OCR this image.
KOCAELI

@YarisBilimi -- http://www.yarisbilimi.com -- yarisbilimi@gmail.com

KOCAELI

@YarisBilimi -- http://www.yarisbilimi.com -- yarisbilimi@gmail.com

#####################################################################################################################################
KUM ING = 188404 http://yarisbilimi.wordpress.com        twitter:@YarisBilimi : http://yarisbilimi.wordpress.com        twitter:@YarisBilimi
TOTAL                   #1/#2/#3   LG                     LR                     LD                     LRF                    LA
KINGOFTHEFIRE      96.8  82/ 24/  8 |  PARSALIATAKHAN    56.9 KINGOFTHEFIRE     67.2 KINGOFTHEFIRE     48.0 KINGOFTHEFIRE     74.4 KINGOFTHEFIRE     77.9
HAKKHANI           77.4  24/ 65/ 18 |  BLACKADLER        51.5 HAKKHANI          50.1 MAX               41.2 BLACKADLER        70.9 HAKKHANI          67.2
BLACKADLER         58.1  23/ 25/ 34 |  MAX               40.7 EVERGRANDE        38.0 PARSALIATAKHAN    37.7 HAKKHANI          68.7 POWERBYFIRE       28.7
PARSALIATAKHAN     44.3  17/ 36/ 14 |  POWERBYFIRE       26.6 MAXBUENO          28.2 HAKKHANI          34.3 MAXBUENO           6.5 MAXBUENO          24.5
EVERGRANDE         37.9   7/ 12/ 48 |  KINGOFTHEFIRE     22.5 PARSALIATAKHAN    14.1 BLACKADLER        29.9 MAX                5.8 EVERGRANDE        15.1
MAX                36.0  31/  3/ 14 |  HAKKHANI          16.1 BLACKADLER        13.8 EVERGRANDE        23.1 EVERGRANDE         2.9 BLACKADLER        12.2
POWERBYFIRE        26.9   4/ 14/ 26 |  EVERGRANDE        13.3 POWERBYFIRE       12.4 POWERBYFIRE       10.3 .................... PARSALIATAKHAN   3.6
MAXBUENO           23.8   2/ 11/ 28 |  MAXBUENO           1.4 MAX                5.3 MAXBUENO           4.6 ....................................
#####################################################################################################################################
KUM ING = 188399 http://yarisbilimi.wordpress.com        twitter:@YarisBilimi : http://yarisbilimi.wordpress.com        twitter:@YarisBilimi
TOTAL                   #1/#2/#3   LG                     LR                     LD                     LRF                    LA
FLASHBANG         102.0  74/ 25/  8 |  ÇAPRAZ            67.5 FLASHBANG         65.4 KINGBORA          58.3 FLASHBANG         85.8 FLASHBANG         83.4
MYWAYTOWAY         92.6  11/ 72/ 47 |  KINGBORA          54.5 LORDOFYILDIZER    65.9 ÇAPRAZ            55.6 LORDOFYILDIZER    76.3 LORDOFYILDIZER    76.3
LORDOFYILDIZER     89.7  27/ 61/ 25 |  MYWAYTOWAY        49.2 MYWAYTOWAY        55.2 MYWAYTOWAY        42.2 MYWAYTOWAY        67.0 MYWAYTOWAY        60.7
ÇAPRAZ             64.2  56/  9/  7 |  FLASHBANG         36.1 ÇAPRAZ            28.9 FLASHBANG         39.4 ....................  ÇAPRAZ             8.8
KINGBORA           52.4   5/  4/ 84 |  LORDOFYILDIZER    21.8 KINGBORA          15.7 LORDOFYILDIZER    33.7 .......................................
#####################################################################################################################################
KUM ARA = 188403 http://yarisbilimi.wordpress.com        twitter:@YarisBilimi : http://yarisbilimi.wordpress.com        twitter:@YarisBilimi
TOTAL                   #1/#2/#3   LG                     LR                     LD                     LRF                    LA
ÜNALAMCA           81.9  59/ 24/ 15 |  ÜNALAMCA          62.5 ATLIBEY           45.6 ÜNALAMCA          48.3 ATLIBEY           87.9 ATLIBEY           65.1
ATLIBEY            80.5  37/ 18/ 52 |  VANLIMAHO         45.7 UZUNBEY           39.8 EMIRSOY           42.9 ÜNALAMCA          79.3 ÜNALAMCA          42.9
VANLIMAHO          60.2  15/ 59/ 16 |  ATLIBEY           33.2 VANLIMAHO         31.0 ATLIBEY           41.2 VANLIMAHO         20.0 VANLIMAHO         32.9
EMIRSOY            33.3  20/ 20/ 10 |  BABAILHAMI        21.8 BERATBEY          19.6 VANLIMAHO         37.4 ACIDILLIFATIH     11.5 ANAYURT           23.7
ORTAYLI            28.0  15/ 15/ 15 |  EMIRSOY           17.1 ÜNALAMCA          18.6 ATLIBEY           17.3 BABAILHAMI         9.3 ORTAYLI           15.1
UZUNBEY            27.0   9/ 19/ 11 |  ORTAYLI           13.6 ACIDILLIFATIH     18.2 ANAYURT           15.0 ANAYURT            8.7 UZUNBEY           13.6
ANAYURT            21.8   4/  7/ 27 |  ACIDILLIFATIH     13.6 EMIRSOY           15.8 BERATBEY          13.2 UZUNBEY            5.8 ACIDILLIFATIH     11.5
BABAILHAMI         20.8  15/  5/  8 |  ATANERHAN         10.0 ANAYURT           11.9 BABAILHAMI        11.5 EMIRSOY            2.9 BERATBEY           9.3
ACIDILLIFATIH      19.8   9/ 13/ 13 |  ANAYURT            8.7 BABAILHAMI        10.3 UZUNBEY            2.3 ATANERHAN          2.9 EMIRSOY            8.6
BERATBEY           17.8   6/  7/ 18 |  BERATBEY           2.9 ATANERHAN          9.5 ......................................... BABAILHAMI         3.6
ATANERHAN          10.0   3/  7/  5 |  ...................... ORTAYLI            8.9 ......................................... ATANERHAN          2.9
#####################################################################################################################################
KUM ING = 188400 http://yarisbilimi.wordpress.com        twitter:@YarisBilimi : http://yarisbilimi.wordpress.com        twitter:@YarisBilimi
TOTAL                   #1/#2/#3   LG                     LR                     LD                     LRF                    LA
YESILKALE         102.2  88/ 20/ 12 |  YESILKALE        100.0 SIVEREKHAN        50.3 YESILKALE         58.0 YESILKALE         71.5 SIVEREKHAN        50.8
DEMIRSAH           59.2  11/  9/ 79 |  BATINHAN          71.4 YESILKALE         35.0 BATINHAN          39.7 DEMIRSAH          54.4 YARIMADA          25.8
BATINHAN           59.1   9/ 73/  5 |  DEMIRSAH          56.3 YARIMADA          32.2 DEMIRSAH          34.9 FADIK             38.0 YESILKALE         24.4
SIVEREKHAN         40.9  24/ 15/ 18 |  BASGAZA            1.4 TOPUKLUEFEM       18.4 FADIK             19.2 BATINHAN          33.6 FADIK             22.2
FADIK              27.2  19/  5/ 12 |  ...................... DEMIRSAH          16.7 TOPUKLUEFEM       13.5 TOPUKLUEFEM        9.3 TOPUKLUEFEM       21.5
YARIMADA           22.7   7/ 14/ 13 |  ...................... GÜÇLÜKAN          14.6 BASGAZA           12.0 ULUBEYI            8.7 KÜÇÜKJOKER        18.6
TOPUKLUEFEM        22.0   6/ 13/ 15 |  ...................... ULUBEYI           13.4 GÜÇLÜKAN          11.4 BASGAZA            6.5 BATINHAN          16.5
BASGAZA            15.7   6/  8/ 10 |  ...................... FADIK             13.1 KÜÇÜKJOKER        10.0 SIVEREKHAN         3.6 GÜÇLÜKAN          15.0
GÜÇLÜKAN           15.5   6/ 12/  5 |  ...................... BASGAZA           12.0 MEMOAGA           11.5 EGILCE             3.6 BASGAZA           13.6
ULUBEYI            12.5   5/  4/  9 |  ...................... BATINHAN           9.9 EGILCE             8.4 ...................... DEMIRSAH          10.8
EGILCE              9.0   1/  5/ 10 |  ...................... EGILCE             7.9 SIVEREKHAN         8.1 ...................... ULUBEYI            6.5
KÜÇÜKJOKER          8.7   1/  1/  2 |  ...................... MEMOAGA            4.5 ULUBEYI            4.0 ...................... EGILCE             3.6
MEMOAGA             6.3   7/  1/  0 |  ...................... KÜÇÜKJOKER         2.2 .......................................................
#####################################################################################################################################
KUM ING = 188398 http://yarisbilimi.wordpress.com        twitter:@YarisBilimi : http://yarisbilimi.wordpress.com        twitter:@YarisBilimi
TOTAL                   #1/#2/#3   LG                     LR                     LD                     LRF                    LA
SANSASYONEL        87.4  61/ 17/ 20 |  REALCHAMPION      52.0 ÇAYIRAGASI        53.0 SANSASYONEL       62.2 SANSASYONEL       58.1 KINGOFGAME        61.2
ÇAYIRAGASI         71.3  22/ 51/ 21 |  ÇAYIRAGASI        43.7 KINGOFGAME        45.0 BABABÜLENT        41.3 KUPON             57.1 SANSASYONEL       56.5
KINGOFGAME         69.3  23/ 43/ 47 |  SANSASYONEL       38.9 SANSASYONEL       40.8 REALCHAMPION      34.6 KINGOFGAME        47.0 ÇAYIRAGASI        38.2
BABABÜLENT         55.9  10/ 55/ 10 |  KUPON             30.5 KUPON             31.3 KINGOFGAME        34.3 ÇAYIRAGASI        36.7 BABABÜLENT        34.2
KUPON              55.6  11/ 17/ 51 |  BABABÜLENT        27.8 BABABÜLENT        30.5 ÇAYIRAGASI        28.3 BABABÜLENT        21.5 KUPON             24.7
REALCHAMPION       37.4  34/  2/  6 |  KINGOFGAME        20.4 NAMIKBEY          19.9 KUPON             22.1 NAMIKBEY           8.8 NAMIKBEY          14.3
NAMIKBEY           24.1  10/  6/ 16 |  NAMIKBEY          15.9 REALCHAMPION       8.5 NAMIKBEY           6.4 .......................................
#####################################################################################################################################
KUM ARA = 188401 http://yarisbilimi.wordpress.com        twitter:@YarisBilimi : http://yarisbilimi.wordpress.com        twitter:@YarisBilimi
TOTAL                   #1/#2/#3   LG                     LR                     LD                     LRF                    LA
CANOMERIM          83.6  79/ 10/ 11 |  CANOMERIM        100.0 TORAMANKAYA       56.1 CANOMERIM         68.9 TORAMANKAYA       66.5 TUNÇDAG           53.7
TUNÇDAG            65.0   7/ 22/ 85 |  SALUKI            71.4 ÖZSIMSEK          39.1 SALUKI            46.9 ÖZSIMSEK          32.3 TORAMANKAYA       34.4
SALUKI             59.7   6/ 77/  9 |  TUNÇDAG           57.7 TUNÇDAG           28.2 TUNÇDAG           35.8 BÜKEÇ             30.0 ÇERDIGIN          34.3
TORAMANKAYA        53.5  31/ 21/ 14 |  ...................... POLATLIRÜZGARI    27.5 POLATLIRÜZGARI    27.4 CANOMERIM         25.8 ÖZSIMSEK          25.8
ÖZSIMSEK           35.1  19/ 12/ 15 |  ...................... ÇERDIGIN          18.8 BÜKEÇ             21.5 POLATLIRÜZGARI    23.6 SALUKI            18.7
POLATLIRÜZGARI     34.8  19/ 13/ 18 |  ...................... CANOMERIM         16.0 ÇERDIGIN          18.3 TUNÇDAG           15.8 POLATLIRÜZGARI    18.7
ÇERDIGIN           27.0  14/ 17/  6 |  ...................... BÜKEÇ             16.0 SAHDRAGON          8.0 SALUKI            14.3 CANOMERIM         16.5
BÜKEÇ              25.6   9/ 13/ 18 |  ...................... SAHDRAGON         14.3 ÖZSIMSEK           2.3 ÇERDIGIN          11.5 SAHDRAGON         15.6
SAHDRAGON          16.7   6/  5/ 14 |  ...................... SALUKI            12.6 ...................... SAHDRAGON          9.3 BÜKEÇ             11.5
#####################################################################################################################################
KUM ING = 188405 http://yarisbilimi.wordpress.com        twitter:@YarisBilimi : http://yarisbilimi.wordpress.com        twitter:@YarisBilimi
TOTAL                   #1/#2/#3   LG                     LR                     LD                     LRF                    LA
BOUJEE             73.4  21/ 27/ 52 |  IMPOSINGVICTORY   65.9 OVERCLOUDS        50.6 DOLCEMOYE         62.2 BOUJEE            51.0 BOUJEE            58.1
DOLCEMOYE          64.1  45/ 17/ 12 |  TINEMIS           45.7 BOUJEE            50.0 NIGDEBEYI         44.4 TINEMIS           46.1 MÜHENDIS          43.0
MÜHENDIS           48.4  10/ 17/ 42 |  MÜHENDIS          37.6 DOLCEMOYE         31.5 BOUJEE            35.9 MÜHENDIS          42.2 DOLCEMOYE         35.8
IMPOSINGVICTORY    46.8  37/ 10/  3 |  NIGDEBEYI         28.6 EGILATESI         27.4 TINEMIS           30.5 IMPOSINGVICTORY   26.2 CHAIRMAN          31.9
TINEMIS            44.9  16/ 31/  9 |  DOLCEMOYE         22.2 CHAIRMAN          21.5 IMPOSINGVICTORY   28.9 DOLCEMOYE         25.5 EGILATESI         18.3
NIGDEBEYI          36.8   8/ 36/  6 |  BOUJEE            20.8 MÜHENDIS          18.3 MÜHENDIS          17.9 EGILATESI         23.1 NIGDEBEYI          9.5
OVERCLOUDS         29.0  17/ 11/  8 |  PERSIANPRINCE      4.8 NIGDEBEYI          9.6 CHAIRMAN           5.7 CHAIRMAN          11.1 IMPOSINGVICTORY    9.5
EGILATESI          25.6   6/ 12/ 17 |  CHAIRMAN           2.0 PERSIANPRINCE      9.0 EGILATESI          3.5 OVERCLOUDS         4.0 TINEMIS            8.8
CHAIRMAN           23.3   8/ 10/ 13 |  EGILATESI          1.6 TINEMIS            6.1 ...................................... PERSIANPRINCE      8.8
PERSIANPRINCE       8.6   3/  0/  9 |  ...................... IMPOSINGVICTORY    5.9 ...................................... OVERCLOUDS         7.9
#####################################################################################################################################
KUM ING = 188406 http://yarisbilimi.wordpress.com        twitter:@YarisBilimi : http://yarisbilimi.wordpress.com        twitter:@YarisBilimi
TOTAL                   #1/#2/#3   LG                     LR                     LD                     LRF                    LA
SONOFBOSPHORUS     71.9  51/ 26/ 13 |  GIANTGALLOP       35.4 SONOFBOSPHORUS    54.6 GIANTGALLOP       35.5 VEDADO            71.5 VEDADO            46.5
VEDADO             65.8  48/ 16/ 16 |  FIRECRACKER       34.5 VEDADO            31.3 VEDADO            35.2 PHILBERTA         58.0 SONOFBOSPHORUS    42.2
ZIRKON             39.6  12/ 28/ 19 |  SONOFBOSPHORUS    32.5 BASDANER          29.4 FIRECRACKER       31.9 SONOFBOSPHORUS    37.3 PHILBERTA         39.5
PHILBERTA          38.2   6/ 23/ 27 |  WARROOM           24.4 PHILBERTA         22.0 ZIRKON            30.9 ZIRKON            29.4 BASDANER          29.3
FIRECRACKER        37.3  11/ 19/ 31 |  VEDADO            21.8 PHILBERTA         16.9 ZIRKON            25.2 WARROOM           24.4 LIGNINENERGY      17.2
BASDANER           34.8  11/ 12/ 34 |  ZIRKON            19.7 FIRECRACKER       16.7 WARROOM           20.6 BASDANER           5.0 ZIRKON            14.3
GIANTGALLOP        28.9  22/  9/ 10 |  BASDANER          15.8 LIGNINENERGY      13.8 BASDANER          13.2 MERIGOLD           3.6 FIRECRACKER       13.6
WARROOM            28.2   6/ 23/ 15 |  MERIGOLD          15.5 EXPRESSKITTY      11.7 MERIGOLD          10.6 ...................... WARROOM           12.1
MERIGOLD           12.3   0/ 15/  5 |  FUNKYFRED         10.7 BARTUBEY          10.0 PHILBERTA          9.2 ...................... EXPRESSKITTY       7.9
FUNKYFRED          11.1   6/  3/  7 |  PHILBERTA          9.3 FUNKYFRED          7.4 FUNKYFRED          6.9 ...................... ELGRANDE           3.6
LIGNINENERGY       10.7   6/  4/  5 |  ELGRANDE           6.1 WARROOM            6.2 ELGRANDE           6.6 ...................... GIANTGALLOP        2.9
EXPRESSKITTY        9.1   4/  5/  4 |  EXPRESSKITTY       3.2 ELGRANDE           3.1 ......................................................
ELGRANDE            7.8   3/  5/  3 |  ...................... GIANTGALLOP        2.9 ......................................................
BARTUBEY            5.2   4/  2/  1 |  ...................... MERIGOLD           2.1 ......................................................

| Exercise prompt |
Review the material and copy each line in which the word "EGILATESI" appears.

| Exercise response |
IMPOSINGVICTORY    46.8  37/ 10/  3 |  NIGDEBEYI         28.6 EGILATESI         27.4 TINEMIS           30.5 IMPOSINGVICTORY   26.2 CHAIRMAN          31.9
TINEMIS            44.9  16/ 31/  9 |  DOLCEMOYE         22.2 CHAIRMAN          21.5 IMPOSINGVICTORY   28.9 DOLCEMOYE         25.5 EGILATESI         18.3
NIGDEBEYI          36.8   8/ 36/  6 |  BOUJEE            20.8 MÜHENDIS          18.3 MÜHENDIS          17.9 EGILATESI         23.1 NIGDEBEYI          9.5
EGILATESI          25.6   6/ 12/ 17 |  CHAIRMAN           2.0 PERSIANPRINCE      9.0 EGILATESI          3.5 OVERCLOUDS         4.0 TINEMIS            8.8
CHAIRMAN           23.3   8/ 10/ 13 |  EGILATESI          1.6 TINEMIS            6.1 ...................................... PERSIANPRINCE      8.8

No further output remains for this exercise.